Carry on the passage about Scribble interactions and choice constructs, picking up right after its last sentence.
--- Start Selected excerpt ---
Interactions in Scribble are based on two assumptions:
Asynchrony, so no wait on sends, and
Message order preservation for messages sent to the same role The syntax for the interaction is:
<MessageSignature> [from <Role>] [ to <Role> ( "," <Role> )* )]
The following example shows a similar type of interaction as shown in the 'hello world' example.
Customer introduces Supplier;
Order from Customer to Supplier;
In this sample, two roles are declared, with the interaction indicating that a message of type 'Order' will be sent from role 'Customer' to role 'Supplier'.
placeOrder(Order) from Customer to Supplier;
This example demonstrates an alternative way for the exchanged message to be specified. In the first sample a message-style was used. In this sample, an RPC style has been used, specifying the operation name with type parameters. In this case, only a single typed parameter Order has been specified, but this could be a comma separated list of one or more types.
When specifying interactions, it is not possible to just define an operation name with no type parameters.
The sequence construct is a list of activities, separated by a semi-colon, such that each subsequent activity is only performed after the completion of the preceding activity.
"{"
( <Activity> ";" )*
"}"
where Activity<i> represents any protocol based activity or construct.
The following example shows a sequence of interactions.
{
Order from Buyer to Seller;
Invoice from Seller to Buyer;
Payment from Buyer to Seller;
Confirmation from Seller to Buyer;
}
The choice construct represents a set of mutually exclusive paths triggered by different interactions that could occur between two roles. One of the roles will be the decision maker, initiating the interaction, and the other role will be the recipient, reacting to the specific message received.
There are two various of the choice construct, which will be presented below.
The syntax for the directed choice construct is:
from <Role> to <Role> ( "," <Role> )* "{"
<MessageSignature> ":"
...
<MessageSignature> ":"
...
"}"
For example,
CreditCheck from Seller to CreditAgency;
choicefrom CreditAgency to Seller {
CreditRefused:
CreditOk:
}
Another example is,
Order from Buyer to Broker;
from Broker to Buyer {
validProduct():
Order from Broker to Supplier;
Confirmation from Supplier to Broker;
OrderDetails from Broker to Buyer;
invalidProduct(UnknownProduct):
}
In this example, the first choice path defines a message signature with only a label (or operation name), and the second choice path uses the operation name/parameters style of message signature.
The syntax for the directed choice construct is:
choice at <Role> "{"
....
"}" or "{"
....
"}"
For example,
CreditCheck from Seller to CreditAgency;
choice CreditAgency to Seller {
CreditRefused from CreditAgency to Seller;
} or {
CreditOk from CreditAgency to Seller;
}
Another example is,Order from Buyer to Broker;
choice at Broker {
Order from Broker to Supplier;
Confirmation from Supplier to Broker;
OrderDetails from Broker to Buyer;
} or {
invalidProduct(UnknownProduct) Broker to Buyer;
}
This example demonstrates one of the main distinctions between the directed and located choice constructs. The direct choice defines the source and destination roles, and each path of the choice construct must send a message between those roles.
--- End Selected excerpt ---
--- Start Provided information ---
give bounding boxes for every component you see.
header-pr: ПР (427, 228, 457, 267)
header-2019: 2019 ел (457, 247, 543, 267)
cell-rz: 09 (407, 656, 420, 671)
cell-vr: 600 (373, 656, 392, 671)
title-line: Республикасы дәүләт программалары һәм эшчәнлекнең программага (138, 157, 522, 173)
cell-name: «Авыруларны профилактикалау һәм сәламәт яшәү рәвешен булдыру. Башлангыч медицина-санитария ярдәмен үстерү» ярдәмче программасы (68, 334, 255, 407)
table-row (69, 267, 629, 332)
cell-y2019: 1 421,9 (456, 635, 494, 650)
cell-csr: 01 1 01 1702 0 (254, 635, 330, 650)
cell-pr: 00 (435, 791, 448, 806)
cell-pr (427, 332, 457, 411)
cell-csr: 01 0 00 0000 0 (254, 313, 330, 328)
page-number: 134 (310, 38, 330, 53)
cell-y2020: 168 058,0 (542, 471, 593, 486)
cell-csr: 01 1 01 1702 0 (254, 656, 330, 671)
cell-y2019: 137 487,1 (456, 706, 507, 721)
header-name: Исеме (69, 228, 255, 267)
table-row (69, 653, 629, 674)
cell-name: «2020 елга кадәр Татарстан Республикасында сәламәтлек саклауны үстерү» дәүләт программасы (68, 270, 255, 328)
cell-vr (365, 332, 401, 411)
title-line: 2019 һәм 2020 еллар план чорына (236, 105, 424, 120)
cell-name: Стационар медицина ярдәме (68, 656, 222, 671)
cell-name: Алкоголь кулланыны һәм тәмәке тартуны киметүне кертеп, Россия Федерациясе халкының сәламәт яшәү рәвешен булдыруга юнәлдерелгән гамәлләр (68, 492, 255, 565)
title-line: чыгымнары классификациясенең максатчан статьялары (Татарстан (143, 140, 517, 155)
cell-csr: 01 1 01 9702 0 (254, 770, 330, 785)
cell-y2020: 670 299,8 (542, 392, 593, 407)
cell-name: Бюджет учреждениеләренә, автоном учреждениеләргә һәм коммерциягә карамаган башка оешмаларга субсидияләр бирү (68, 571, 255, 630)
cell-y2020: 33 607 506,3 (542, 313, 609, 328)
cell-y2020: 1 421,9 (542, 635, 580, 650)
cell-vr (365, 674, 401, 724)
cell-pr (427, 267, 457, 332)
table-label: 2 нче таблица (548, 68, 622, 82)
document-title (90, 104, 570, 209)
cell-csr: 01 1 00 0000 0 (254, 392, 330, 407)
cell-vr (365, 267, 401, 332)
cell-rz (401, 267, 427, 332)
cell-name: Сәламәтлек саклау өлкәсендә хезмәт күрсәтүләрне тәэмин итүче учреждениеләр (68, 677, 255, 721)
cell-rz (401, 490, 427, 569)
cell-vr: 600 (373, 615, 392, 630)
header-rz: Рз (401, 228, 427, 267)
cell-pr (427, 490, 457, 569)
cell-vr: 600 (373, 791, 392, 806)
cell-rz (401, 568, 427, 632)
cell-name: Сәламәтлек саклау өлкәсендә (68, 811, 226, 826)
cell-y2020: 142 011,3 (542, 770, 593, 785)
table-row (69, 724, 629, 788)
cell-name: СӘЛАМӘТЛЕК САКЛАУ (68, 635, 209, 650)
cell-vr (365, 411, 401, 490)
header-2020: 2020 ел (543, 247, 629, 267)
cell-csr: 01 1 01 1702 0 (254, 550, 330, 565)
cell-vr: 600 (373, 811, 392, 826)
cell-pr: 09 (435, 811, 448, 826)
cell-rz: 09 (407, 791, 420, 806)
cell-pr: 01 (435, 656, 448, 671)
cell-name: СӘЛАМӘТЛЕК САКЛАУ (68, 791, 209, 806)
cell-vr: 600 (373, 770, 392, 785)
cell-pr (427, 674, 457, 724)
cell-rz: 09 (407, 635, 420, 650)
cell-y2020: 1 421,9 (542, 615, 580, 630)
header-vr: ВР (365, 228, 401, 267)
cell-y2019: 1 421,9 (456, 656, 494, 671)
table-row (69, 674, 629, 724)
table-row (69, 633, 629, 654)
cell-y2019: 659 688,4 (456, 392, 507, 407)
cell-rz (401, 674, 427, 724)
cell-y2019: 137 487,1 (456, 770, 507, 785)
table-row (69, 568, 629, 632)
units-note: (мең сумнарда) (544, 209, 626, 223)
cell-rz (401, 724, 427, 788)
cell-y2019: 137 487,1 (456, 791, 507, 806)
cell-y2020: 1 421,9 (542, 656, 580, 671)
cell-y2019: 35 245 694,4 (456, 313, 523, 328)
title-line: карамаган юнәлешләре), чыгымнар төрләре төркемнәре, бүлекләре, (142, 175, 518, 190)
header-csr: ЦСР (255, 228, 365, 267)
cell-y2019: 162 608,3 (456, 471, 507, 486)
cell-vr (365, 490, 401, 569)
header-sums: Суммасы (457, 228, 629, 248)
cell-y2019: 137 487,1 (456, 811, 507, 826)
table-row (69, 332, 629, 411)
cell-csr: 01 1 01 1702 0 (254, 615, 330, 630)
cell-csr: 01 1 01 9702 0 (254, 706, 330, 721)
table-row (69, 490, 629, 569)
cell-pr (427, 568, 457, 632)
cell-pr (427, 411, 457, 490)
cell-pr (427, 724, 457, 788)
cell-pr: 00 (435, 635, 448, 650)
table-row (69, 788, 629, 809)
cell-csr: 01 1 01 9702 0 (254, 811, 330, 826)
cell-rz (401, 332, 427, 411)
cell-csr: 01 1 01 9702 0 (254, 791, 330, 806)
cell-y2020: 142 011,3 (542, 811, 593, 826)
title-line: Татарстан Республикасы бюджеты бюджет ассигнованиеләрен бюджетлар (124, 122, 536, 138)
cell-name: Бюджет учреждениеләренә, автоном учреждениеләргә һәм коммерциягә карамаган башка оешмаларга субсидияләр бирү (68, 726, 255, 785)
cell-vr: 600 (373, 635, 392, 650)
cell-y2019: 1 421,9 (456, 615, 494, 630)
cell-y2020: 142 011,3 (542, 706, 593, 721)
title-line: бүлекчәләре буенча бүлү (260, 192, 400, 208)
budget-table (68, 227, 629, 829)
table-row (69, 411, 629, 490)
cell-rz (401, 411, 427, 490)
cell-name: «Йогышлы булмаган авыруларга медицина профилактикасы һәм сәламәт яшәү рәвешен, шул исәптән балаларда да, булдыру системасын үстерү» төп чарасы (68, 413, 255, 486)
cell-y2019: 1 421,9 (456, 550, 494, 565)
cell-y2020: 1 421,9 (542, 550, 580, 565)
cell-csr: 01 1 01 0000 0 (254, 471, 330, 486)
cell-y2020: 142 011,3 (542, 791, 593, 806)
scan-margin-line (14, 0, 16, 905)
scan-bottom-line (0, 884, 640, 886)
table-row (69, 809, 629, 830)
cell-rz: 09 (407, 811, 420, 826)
--- End Provided information ---
> **Written answer**
In the located choice, as shown in the example above, only the source role is defined, which means that each choice path has the flexibility to send messages to different destination roles. So in the example above, it means that the Broker can communicate with the Supplier before it has to respond back to the Buyer - whereas with the directed choice version of the example, a message needed to be sent back to the Buyer before communicating with the Supplier .
The parallel construct defines a set of paths that represent behaviour that should occur concurrently.
The syntax for the parallel construct is:
parallel "{"
...
( "}" and "{"
... )+
"}"
For example,
parallel {
CheckStock from Seller to Wholesaler;
StockAvailability from Wholesaler to Seller;
} and {
CreditCheck from Seller to CreditAgency;
CreditReport from CreditAgency to Seller;
}
The unordered construct defines a set of statements that represent behaviour that should occur in any order.
The syntax for the unordered construct is:
unordered "{"
...
"}"
For example,
unordered {
CheckStock from Seller to Wholesaler;
CreditCheck from Seller to CreditAgency;
}
The repeat construct represents the 'while' style loop. A decision will be made at one or more nominated roles. If more than one located role is defined, then all of those roles must synchronize in their decision making, using some non-observable mechanism.
The first activity contains within the repetition construct must be initiated at one of the located roles associated with the construct.
The syntax for the repeat construct is:
repeat at <Role> { "," <Role> }* "{"
...
"}"
The following example shows a repeat construct, located at the Buyer role. This means that the Buyer will be responsible for deciding when to iterate, and when to terminate the repetition.
It also means that the initial activity (in this case interaction) defined within the repeat construct must be initiated by the Buyer . In this case, the Buyer is sending an Order message to the Seller .
repeat at Buyer {
Order from Buyer to Seller;
Invoice from Seller to Buyer;
}
Recursion is supported in the protocol definition by defining a 'rec' keyword with a label prior to a block, that defines the scope of the recursive behaviour, and at some point in the enclosed behaviour, the same label is used to show where the recursion should be performed. The label can only be used within the scope of the recursion block to which the label has been associated.
rec <Label> "{"
...
<Label> ";"
"}"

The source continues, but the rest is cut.